_Set problem_. Leave out the pictures; transcribe all else exactly.

(Collected data entries)
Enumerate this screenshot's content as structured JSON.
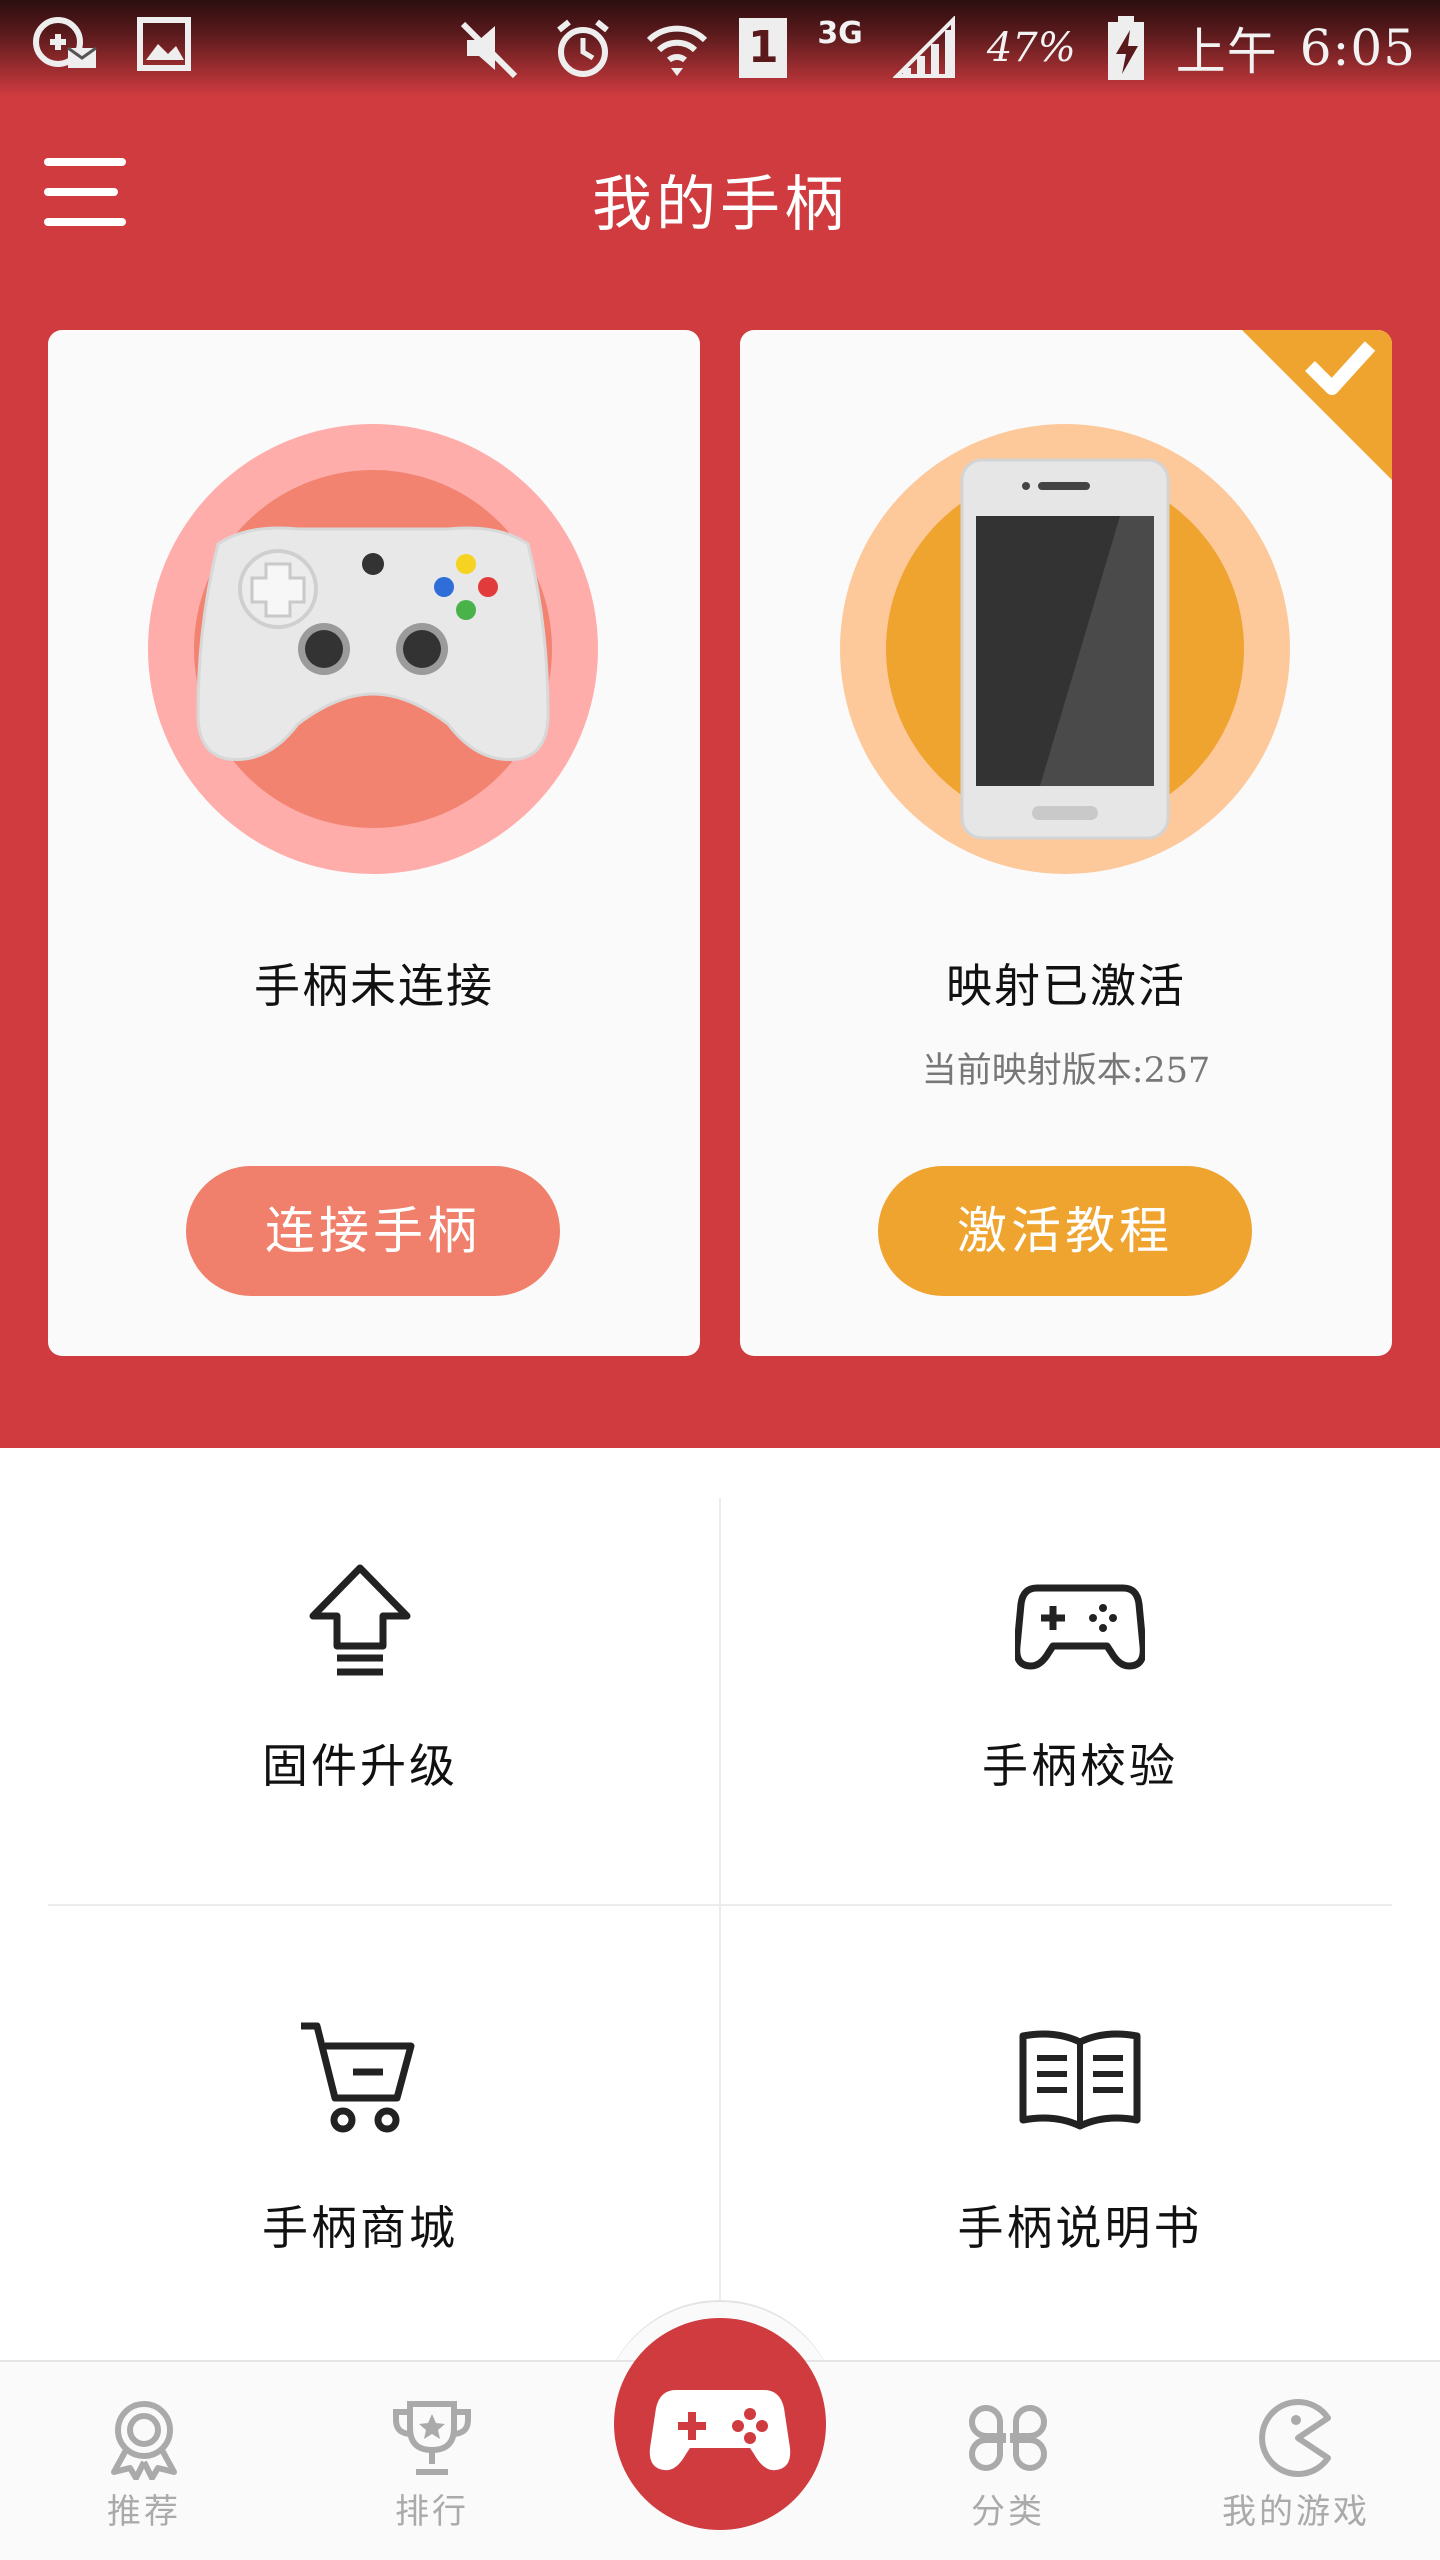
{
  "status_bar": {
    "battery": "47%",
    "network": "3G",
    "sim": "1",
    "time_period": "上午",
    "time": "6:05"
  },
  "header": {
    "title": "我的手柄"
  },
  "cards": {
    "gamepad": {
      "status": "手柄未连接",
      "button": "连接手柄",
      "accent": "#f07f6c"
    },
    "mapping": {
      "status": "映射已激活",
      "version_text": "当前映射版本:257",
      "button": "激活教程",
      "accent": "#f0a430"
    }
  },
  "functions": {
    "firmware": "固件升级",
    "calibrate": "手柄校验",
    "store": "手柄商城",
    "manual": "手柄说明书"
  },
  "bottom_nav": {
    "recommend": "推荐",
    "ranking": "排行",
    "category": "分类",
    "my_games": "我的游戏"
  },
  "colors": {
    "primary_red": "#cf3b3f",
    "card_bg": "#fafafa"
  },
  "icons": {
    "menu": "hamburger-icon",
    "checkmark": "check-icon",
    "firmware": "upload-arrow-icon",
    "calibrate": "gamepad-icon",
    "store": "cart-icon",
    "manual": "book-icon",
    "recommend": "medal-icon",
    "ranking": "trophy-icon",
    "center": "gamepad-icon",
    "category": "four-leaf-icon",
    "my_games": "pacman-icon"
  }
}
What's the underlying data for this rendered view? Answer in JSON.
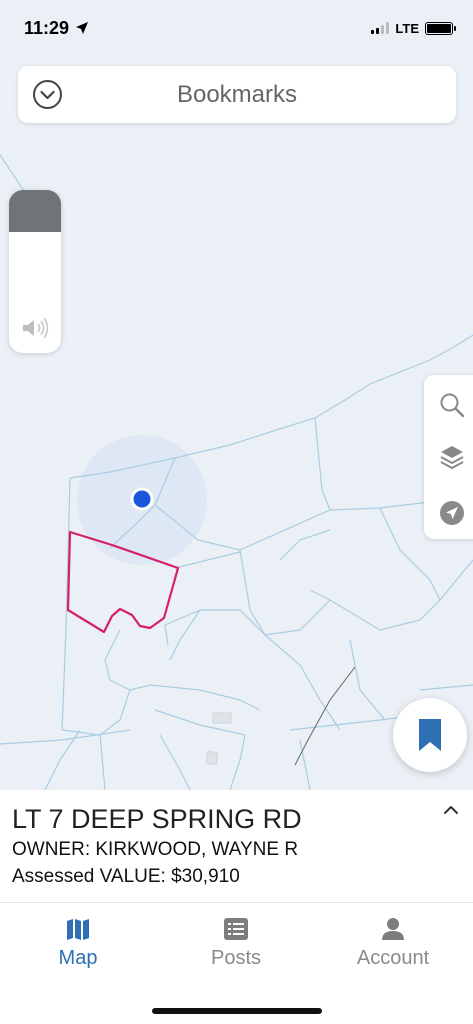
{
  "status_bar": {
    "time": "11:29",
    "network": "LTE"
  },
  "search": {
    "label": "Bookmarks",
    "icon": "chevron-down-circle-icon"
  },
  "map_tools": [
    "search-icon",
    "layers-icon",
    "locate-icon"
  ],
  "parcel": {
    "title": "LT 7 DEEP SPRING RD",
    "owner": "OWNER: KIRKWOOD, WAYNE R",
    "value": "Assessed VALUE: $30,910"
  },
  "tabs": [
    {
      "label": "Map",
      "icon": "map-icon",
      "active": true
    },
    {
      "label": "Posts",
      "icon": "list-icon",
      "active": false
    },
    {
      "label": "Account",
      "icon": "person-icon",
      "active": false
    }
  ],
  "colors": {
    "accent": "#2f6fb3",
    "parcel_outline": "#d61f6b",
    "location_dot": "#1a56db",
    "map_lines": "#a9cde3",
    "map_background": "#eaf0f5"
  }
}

_Solution below_.
Enumerate this screenshot's content as structured JSON.
{
  "status_bar": {
    "battery": "47%",
    "network": "3G",
    "sim": "1",
    "time_period": "上午",
    "time": "6:05"
  },
  "header": {
    "title": "我的手柄"
  },
  "cards": {
    "gamepad": {
      "status": "手柄未连接",
      "button": "连接手柄",
      "accent": "#f07f6c"
    },
    "mapping": {
      "status": "映射已激活",
      "version_text": "当前映射版本:257",
      "button": "激活教程",
      "accent": "#f0a430"
    }
  },
  "functions": {
    "firmware": "固件升级",
    "calibrate": "手柄校验",
    "store": "手柄商城",
    "manual": "手柄说明书"
  },
  "bottom_nav": {
    "recommend": "推荐",
    "ranking": "排行",
    "category": "分类",
    "my_games": "我的游戏"
  },
  "colors": {
    "primary_red": "#cf3b3f",
    "card_bg": "#fafafa"
  },
  "icons": {
    "menu": "hamburger-icon",
    "checkmark": "check-icon",
    "firmware": "upload-arrow-icon",
    "calibrate": "gamepad-icon",
    "store": "cart-icon",
    "manual": "book-icon",
    "recommend": "medal-icon",
    "ranking": "trophy-icon",
    "center": "gamepad-icon",
    "category": "four-leaf-icon",
    "my_games": "pacman-icon"
  }
}
What's the underlying data for this rendered view? Answer in JSON.
{
  "status_bar": {
    "time": "11:29",
    "network": "LTE"
  },
  "search": {
    "label": "Bookmarks",
    "icon": "chevron-down-circle-icon"
  },
  "map_tools": [
    "search-icon",
    "layers-icon",
    "locate-icon"
  ],
  "parcel": {
    "title": "LT 7 DEEP SPRING RD",
    "owner": "OWNER: KIRKWOOD, WAYNE R",
    "value": "Assessed VALUE: $30,910"
  },
  "tabs": [
    {
      "label": "Map",
      "icon": "map-icon",
      "active": true
    },
    {
      "label": "Posts",
      "icon": "list-icon",
      "active": false
    },
    {
      "label": "Account",
      "icon": "person-icon",
      "active": false
    }
  ],
  "colors": {
    "accent": "#2f6fb3",
    "parcel_outline": "#d61f6b",
    "location_dot": "#1a56db",
    "map_lines": "#a9cde3",
    "map_background": "#eaf0f5"
  }
}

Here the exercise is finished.